◆ Verilen metin:
12 TEMMUZ BEYANNAMESİ
12 Temmuz 1947 günü Cumhurbaşkanı İsmet
İnönü, yayınladığı bildiride, Başbakan Recep Peker’in
ihtilalci parti olarak suçladığı DP’yi savundu ve
Peker’e karşı çıktı.
Kamuoyunda derin tartışmalara neden olan ve Cumhuriyet
tarihimize “12 Temmuz Beyannamesi “ olarak geçen
bildiri şöyle:
“Hükümet Reisi ve Muhalefet Lideri ile
son günlerde memleketin iç durumu üzerindeki
konuşmalarımı ve bu hususta kanaatlerimi ve fikirlerimi
söylemek zamanı gelmiştir.
7 Haziran tarihinde görüşmek üzere
çağırdığım Bay Celal Bayar
bana, Demokrat Parti’nin, idare mekanizmasının baskısı
altında bulunduğunu beyan ve şikayet etti. Haberdar
ettiğim Başbakan, aynı mevzuları daha evvel aralarında
görüştüklerini hikaye ederek, böyle bir baskının
olmadığını, idare mekanizmasının memleketin huzurunu
bozacak mahiyette tahriklere karşı çok güç durumda
kaldığını beyan eyledi. Bundan sonra, iki tarafı bir
arada dinlemek için, 14 Haziran tarihli buluşmayı tanzim
ettim. Başbakan ve yardımcısı Devlet Bakanı ile Demokrat
Parti Başkanı hazır bulundular. İki taraf arasında
karşılıklı tartışma içinde iki buçuk saat devam eden bu
konuşma, başladığı noktada bitti.

◆ Kayıt listesi:
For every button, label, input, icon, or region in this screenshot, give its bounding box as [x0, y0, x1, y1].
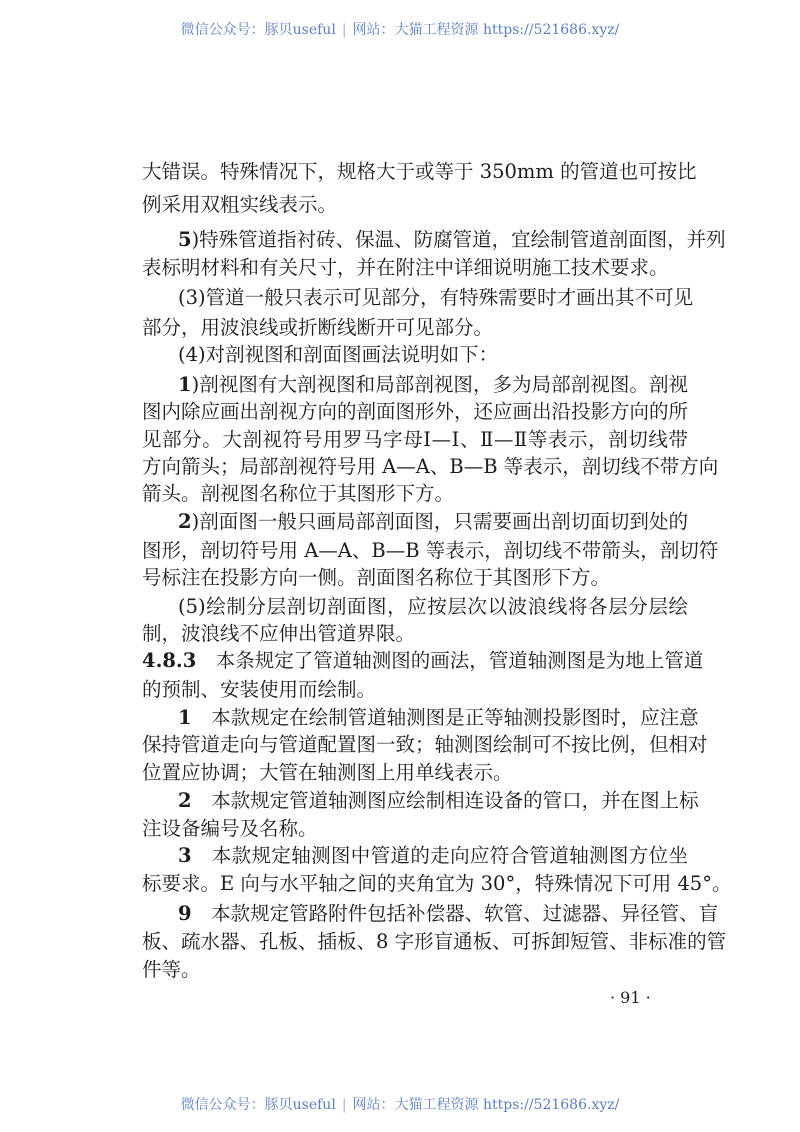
- watermark-wechat: 微信公众号：豚贝useful: [180, 22, 336, 38]
- item-number: 1: [178, 706, 192, 729]
- text-line: [178, 342, 688, 368]
- text-line: [142, 621, 688, 647]
- watermark-separator: |: [341, 1097, 347, 1113]
- text-line: [142, 929, 727, 955]
- line-text: 制，波浪线不应伸出管道界限。: [142, 622, 416, 645]
- watermark-website: 网站：大猫工程资源 https://521686.xyz/: [352, 22, 620, 38]
- text-line: [142, 760, 688, 786]
- item-number: 9: [178, 902, 192, 925]
- watermark-website: 网站：大猫工程资源 https://521686.xyz/: [352, 1097, 620, 1113]
- line-text: 件等。: [142, 958, 201, 981]
- line-text: 大错误。特殊情况下，规格大于或等于 350mm 的管道也可按比: [142, 160, 697, 183]
- line-text: 本条规定了管道轴测图的画法，管道轴测图是为地上管道: [196, 649, 704, 672]
- line-text: 板、疏水器、孔板、插板、8 字形盲通板、可拆卸短管、非标准的管: [142, 930, 727, 953]
- line-text: 本款规定管道轴测图应绘制相连设备的管口，并在图上标: [191, 789, 699, 812]
- line-text: 图内除应画出剖视方向的剖面图形外，还应画出沿投影方向的所: [142, 400, 689, 423]
- text-line: [142, 816, 688, 842]
- line-text: 图形，剖切符号用 A—A、B—B 等表示，剖切线不带箭头，剖切符: [142, 539, 719, 562]
- text-line: [178, 227, 726, 253]
- line-text: 见部分。大剖视符号用罗马字母Ⅰ—Ⅰ、Ⅱ—Ⅱ等表示，剖切线带: [142, 428, 688, 451]
- line-text: )剖面图一般只画局部剖面图，只需要画出剖切面切到处的: [191, 510, 688, 533]
- text-line: [142, 399, 688, 425]
- watermark-footer: [0, 1094, 800, 1114]
- line-text: (4)对剖视图和剖面图画法说明如下：: [178, 343, 499, 366]
- item-number: 3: [178, 844, 192, 867]
- text-line: [142, 481, 688, 507]
- text-line: [178, 594, 688, 620]
- line-text: 箭头。剖视图名称位于其图形下方。: [142, 482, 455, 505]
- text-line: [178, 285, 694, 311]
- line-text: 号标注在投影方向一侧。剖面图名称位于其图形下方。: [142, 566, 611, 589]
- text-line: [142, 255, 688, 281]
- text-line: [142, 565, 688, 591]
- item-number: 4.8.3: [142, 649, 197, 672]
- line-text: 例采用双粗实线表示。: [142, 193, 338, 216]
- item-number: 5: [178, 228, 192, 251]
- item-number: 1: [178, 373, 192, 396]
- text-line: [142, 648, 704, 674]
- text-line: [142, 732, 708, 758]
- line-text: 保持管道走向与管道配置图一致；轴测图绘制可不按比例，但相对: [142, 733, 708, 756]
- line-text: 表标明材料和有关尺寸，并在附注中详细说明施工技术要求。: [142, 256, 669, 279]
- text-line: [178, 509, 688, 535]
- text-line: [142, 427, 688, 453]
- line-text: )特殊管道指衬砖、保温、防腐管道，宜绘制管道剖面图，并列: [191, 228, 726, 251]
- text-line: [178, 901, 719, 927]
- page-number: · 91 ·: [610, 988, 651, 1007]
- line-text: (5)绘制分层剖切剖面图，应按层次以波浪线将各层分层绘: [178, 595, 688, 618]
- text-line: [178, 843, 688, 869]
- item-number: 2: [178, 789, 192, 812]
- line-text: (3)管道一般只表示可见部分，有特殊需要时才画出其不可见: [178, 286, 694, 309]
- item-number: 2: [178, 510, 192, 533]
- line-text: 本款规定轴测图中管道的走向应符合管道轴测图方位坐: [191, 844, 688, 867]
- watermark-separator: |: [341, 22, 347, 38]
- line-text: )剖视图有大剖视图和局部剖视图，多为局部剖视图。剖视: [191, 373, 688, 396]
- text-line: [142, 192, 688, 218]
- line-text: 的预制、安装使用而绘制。: [142, 678, 377, 701]
- line-text: 部分，用波浪线或折断线断开可见部分。: [142, 316, 494, 339]
- watermark-header: [0, 19, 800, 39]
- line-text: 标要求。E 向与水平轴之间的夹角宜为 30°，特殊情况下可用 45°。: [142, 872, 732, 895]
- text-line: [142, 871, 732, 897]
- text-line: [142, 677, 688, 703]
- line-text: 方向箭头；局部剖视符号用 A—A、B—B 等表示，剖切线不带方向: [142, 455, 719, 478]
- watermark-wechat: 微信公众号：豚贝useful: [180, 1097, 336, 1113]
- line-text: 本款规定在绘制管道轴测图是正等轴测投影图时，应注意: [191, 706, 699, 729]
- text-line: [142, 315, 688, 341]
- text-line: [178, 705, 699, 731]
- text-line: [142, 538, 719, 564]
- text-line: [142, 159, 697, 185]
- line-text: 注设备编号及名称。: [142, 817, 318, 840]
- line-text: 本款规定管路附件包括补偿器、软管、过滤器、异径管、盲: [191, 902, 719, 925]
- text-line: [142, 454, 719, 480]
- text-line: [178, 372, 688, 398]
- text-line: [178, 788, 699, 814]
- text-line: [142, 957, 688, 983]
- line-text: 位置应协调；大管在轴测图上用单线表示。: [142, 761, 513, 784]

◆ Alıştırmanın amacı: Verilen metinde "12 TEMMUZ BEYANNAMESİ" ile başlayıp "söylemek zamanı gelmiştir." sözleri de dahil olmak üzere devam eden kısmı aynen yazın. Liste, başka bir kaynaktan alınmıştır.

◆ Alıştırmanın sonucu:
12 TEMMUZ BEYANNAMESİ
12 Temmuz 1947 günü Cumhurbaşkanı İsmet
İnönü, yayınladığı bildiride, Başbakan Recep Peker’in
ihtilalci parti olarak suçladığı DP’yi savundu ve
Peker’e karşı çıktı.
Kamuoyunda derin tartışmalara neden olan ve Cumhuriyet
tarihimize “12 Temmuz Beyannamesi “ olarak geçen
bildiri şöyle:
“Hükümet Reisi ve Muhalefet Lideri ile
son günlerde memleketin iç durumu üzerindeki
konuşmalarımı ve bu hususta kanaatlerimi ve fikirlerimi
söylemek zamanı gelmiştir.